/---

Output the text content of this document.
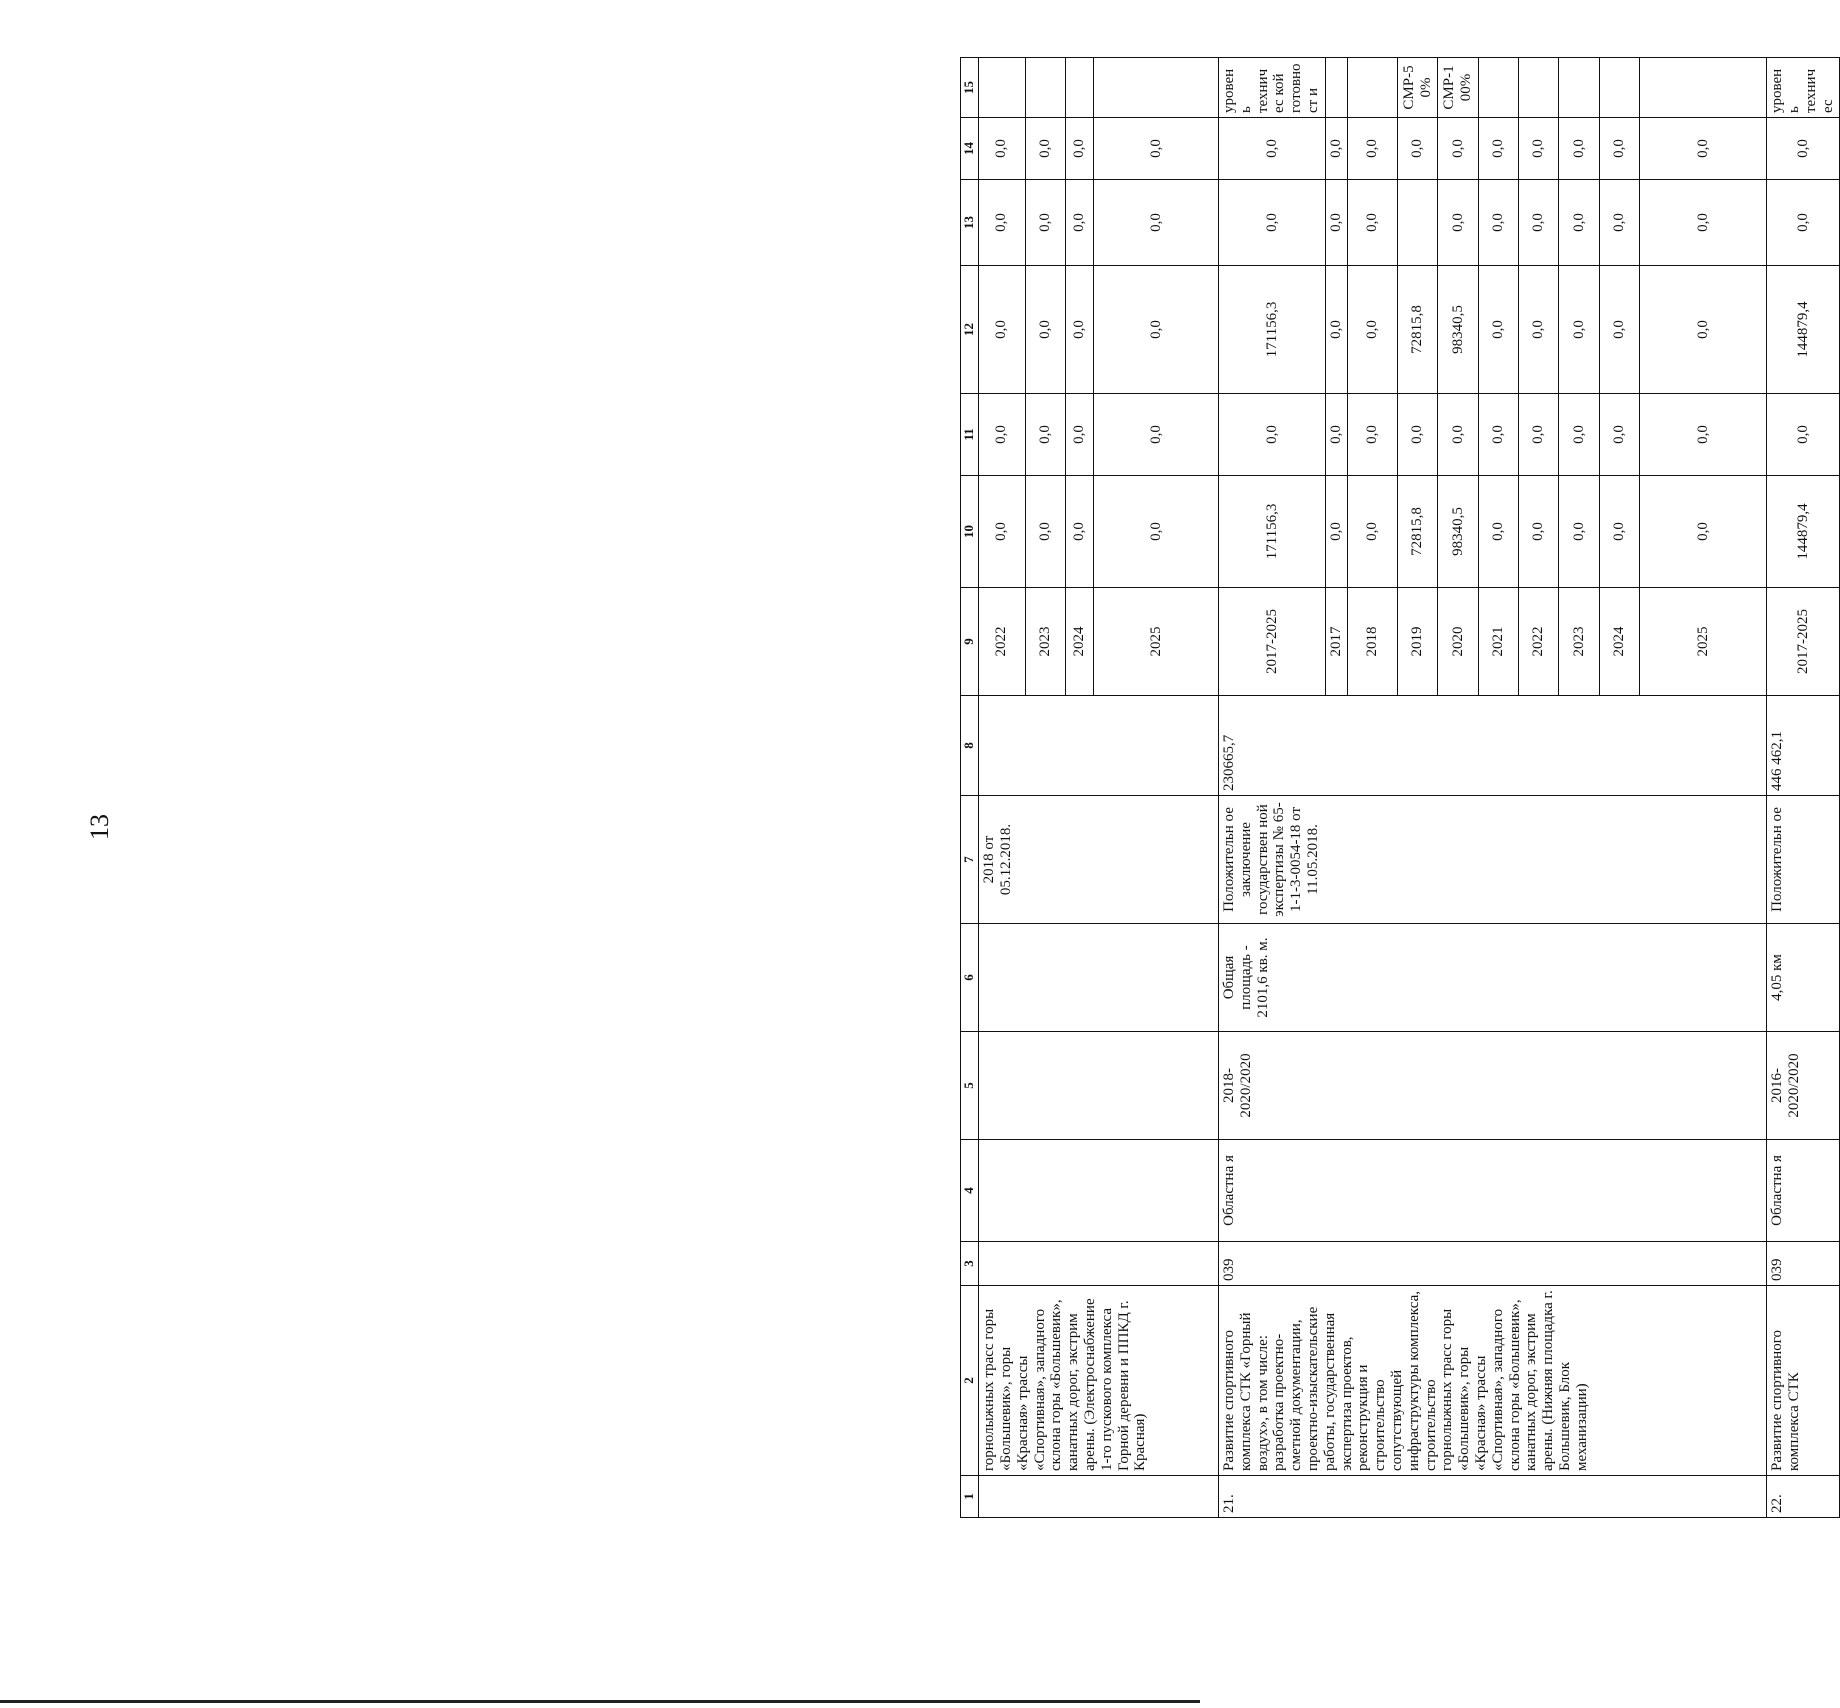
13
1	2	3	4	5	6	7	8	9	10	11	12	13	14	15
	горнолыжных трасс горы «Большевик», горы «Красная» трассы «Спортивная», западного склона горы «Большевик», канатных дорог, экстрим арены. (Электроснабжение 1-го пускового комплекса Горной деревни и ППКД г. Красная)					2018 от 05.12.2018.		2022	0,0	0,0	0,0	0,0	0,0	
								2023	0,0	0,0	0,0	0,0	0,0	
								2024	0,0	0,0	0,0	0,0	0,0	
								2025	0,0	0,0	0,0	0,0	0,0	
21.	Развитие спортивного комплекса СТК «Горный воздух», в том числе: разработка проектно-сметной документации, проектно-изыскательские работы, государственная экспертиза проектов, реконструкция и строительство сопутствующей инфраструктуры комплекса, строительство горнолыжных трасс горы «Большевик», горы «Красная» трассы «Спортивная», западного склона горы «Большевик», канатных дорог, экстрим арены. (Нижняя площадка г. Большевик, Блок механизации)	039	Областна я	2018-2020/2020	Общая площадь - 2101,6 кв. м.	Положительн ое заключение государствен ной экспертизы № 65-1-1-3-0054-18 от 11.05.2018.	230665,7	2017-2025	171156,3	0,0	171156,3	0,0	0,0	уровень техничес кой готовност и
								2017	0,0	0,0	0,0	0,0	0,0	
								2018	0,0	0,0	0,0	0,0	0,0	
								2019	72815,8	0,0	72815,8		0,0	СМР-50%
								2020	98340,5	0,0	98340,5	0,0	0,0	СМР-100%
								2021	0,0	0,0	0,0	0,0	0,0	
								2022	0,0	0,0	0,0	0,0	0,0	
								2023	0,0	0,0	0,0	0,0	0,0	
								2024	0,0	0,0	0,0	0,0	0,0	
								2025	0,0	0,0	0,0	0,0	0,0	
22.	Развитие спортивного комплекса СТК	039	Областна я	2016-2020/2020	4,05 км	Положительн ое	446 462,1	2017-2025	144879,4	0,0	144879,4	0,0	0,0	уровень техничес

\---

Reply with one number: the count of lines in the entries that include the word "Красная".

2